## Исходный отрывок
По Б. Сандрару, вторая «мировая революция» произойдет в середине ХV века в связи с появлением печатного станка. В 1455 году в Майнце Гутенберг печатает «первую великую европейскую книгу — Библию. Но его деятельность начинается раньше. Историки датируют ее началом 1449 года. Гутенберг изобретает подвижный шрифт, а потом его отливает в металле. Начинается наводнение мирового пространства печатными книгами. Множатся университеты и библиотеки. Наука выходит из стен монастырей. Появляются газеты. Образование демократизируется, и культура утончается. Благодаря печати народы входят в более тесное соприкосновение. Наконец, согласно Б. Сандрару, на рубеже ХIХ–ХХ веков начинается третья мировая революция. Человечество движется к новому синтезу человеческого духа, и этому способствует возникновение кинематографа. «Шлюзы нового языка открыты. Буквы нового букваря, бесчисленные, толпятся. Все становится возможным. Евангелие Завтрашнего дня, Дух будущих законов, Научная эпопея, Предвосхищающая легенда, Видение четвертого измерения Бытия, все Скрещения! Смотрите! Революция» [6, с. 38–42].

Любопытно, что бы мог сказать Б. Сандрар о появлении интернета. Наверняка он провозгласил бы четвертую мировую революцию, которая ведь тоже в истории технологий не ставит точку. Хотя М. Маклюен очень старался, чтобы следующей радикальной революцией в истории медиа воспринималось телевидение. Так, Б. Сандрар убеждает нас в том, что возникновение кино — это и в самом деле следующая революция. А вот Л. Манович, затрагивая вопрос об истории медиа, утверждает, что следующая мировая революция произошла с появлением не кино, а фотографии. Вот и теоретик медиа В. Эрнст пишет, что эпоха медиа начинается с фотографии и даже указывает дату начала этой эпохи, а именно, 1839 год [8]. А за фотографией появляется фонограф как устройство для сохранения сигналов, а затем техническая воспроизводимость движения в форме кинематографа. Этому тоже соответствует дата — 1895 год.

Кстати, заодно В. Эрнст констатирует, что концептуально смысл открытий в сфере медиа был разъяснен лишь позднее, только в трудах М. Маклюена. Суждение о том, что медиа начинаются фотографии, спорно. А как же быть с письменностью и печатью, которые М. Маклюен включает в историю медиа? Но у В. Эрнста свои резоны. Для него медиа идентифицируется лишь с появлением технических изобретений. Смысл этих технических изобретений он поясняет так. «Поэтому медиаистория не является историей техники, понятой как аппараты и машины, но является одновременно и археологией графического разума, которая в контексте фотохимических, электромеханических и электронных медиа до сих пор была предметом конструктивного интереса лишь инженеров» [7, с. 145]. То, что следующая революция началась с фотографии, может быть, даже верно. Не то, чтобы кино не выводимо из фотографии (это делалось, и примером тому может служить теория З. Кракауэра), но фотография как-то всегда оказывалась в стороне, на обочине истории искусства. Замечательный теоретик фотографии А. Руйе справедливо пишет, что фотография была признана полноправным культурным и художественным явлением совсем недавно, лишь примерно в 1970-е годы [9].

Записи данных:
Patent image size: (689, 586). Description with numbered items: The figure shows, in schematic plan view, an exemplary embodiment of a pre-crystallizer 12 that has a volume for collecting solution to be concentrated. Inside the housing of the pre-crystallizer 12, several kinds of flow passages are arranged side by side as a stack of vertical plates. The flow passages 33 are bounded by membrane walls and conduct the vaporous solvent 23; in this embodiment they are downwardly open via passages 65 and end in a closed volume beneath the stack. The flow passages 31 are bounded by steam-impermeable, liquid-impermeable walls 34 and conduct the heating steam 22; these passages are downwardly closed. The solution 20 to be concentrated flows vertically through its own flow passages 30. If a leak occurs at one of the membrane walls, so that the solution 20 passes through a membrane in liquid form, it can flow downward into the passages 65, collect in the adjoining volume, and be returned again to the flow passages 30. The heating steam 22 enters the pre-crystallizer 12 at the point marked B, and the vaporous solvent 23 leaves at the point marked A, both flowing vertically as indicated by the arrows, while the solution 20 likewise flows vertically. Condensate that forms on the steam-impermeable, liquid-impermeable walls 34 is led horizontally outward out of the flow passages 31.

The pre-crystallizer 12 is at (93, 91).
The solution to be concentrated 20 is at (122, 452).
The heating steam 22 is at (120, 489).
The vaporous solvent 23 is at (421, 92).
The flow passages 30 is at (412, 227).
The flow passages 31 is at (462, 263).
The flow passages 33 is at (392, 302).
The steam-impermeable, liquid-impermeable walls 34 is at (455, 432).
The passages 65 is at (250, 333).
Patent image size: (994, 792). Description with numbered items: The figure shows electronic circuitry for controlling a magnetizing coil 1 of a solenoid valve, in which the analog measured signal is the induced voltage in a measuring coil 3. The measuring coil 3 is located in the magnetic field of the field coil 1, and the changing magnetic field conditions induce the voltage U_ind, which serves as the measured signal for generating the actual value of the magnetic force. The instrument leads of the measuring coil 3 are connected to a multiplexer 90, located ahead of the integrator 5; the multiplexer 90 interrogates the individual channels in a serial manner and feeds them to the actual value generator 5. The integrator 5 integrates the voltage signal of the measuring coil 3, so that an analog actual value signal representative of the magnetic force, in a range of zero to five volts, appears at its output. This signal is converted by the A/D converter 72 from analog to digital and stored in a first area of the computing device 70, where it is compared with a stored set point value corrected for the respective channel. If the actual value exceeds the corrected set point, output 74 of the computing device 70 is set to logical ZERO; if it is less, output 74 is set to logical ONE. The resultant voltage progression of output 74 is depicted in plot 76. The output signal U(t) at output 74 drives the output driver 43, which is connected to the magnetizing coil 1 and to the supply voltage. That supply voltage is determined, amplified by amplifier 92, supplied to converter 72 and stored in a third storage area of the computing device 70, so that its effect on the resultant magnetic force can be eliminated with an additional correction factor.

## Задание A
Выведите без изменений строки записей, начиная с самой первой строки записей и заканчивая строкой с «The heating steam 22 is at (120, 489).» включительно.
## Задание B
Продолжите текст о мировых революциях в истории медиа, начав сразу после его последнего предложения.

## Ответ на задание A
Patent image size: (689, 586). Description with numbered items: The figure shows, in schematic plan view, an exemplary embodiment of a pre-crystallizer 12 that has a volume for collecting solution to be concentrated. Inside the housing of the pre-crystallizer 12, several kinds of flow passages are arranged side by side as a stack of vertical plates. The flow passages 33 are bounded by membrane walls and conduct the vaporous solvent 23; in this embodiment they are downwardly open via passages 65 and end in a closed volume beneath the stack. The flow passages 31 are bounded by steam-impermeable, liquid-impermeable walls 34 and conduct the heating steam 22; these passages are downwardly closed. The solution 20 to be concentrated flows vertically through its own flow passages 30. If a leak occurs at one of the membrane walls, so that the solution 20 passes through a membrane in liquid form, it can flow downward into the passages 65, collect in the adjoining volume, and be returned again to the flow passages 30. The heating steam 22 enters the pre-crystallizer 12 at the point marked B, and the vaporous solvent 23 leaves at the point marked A, both flowing vertically as indicated by the arrows, while the solution 20 likewise flows vertically. Condensate that forms on the steam-impermeable, liquid-impermeable walls 34 is led horizontally outward out of the flow passages 31.

The pre-crystallizer 12 is at (93, 91).
The solution to be concentrated 20 is at (122, 452).
The heating steam 22 is at (120, 489).

## Ответ на задание B
Сегодня возникает возможность нового прочтения и фотографии, и следующих за ней медиа как множества фаз в истории становления того, что сегодня называют виртуальной реальностью [11, с. 11]. Мы вспоминаем восторженные наброски истории медиа, принадлежащие Б. Сандрару, спустя столетие. За это время должна была появиться и четвертая мировая революция. Она и появилась, и мы сегодня ее называем цифровой революцией или медиа революцией. Констатацию этого события именно как революции мы находим у теоретика медиа (а каждая революция порождает своих теоретиков) Л. Мановича. Вот как Л. Манович новое средство медиа соотносит с существующей культурой. Не разделяя мысль о том, что компьютеры будут использоваться исключительно для консервации культурного архива, он пишет: «Скорее, современная медиареволюция — как переключение культурных практик в режим производства, распространения данных и коммуникации за счет компьютеров — фундаментально повлияет на развитие общества. Она перевернет представления о культуре — примерно так же, как изобретение печатного станка в ХV веке и фотографии в ХIХ. Мы только начинаем фиксировать эффекты распространения компьютеров, но уже понимаем: эта новая революция коренным образом изменит современность и многие, если не все, виды деятельности. Все-таки прежние технологические революции были менее фундаментальны и влияли исключительно на особенности культурной коммуникации, обращения конкретных артефактов культуры. Изобретение печатного станка трансформировало нормы распространения медиа, а фотография изменила правила производства статичных изображений. Однако революция компьютерных медиа затрагивает все стадии и этапы производства и дистрибуции культурных объектов, включая покупку, управление, хранение и распространение любых типов артефактов, а также всех типов медиа: текстов, статичных и динамичных изображений, звуков, спатиальных конструкций» [10, с. 54].

Предложенная Б. Сандраром периодизация возникла под воздействием того восторженного восприятия кино, которое имело место в первые десятилетия прошлого века. Конечно, это не могло не определить экскурсы в историю и поиски аналогичных ситуаций. Так, возникает набросок той концепции, которую, спустя десятилетия, предложит М. Маклюен. Но у М. Маклюена следствием очередной мировой революции, если выражаться языком Б. Сандрара, является все же возникновение телевидения. А что уж говорить об интернете. Но каждый раз, когда появляется новое средство медиа, возникает необходимость в морфологическом анализе, т.е. в нахождении места нового средства в истории медиа. Так, например, возникновение книгопечатания обязывало найти место этому новому средству медиа в истории. В связи с этим возникает любопытная закономерность, которую важно зафиксировать и мотивировать. В момент возникновения, на своей ранней стадии каждое новое средство медиа приоткрывает и даже пробует реализовать то, что можно осуществить в полном выражении лишь позднее. Но все же такие попытки можно фиксировать. Это обстоятельство позволяет понять связь между разными средствами медиа как разными фазами в становлении виртуальной реальности.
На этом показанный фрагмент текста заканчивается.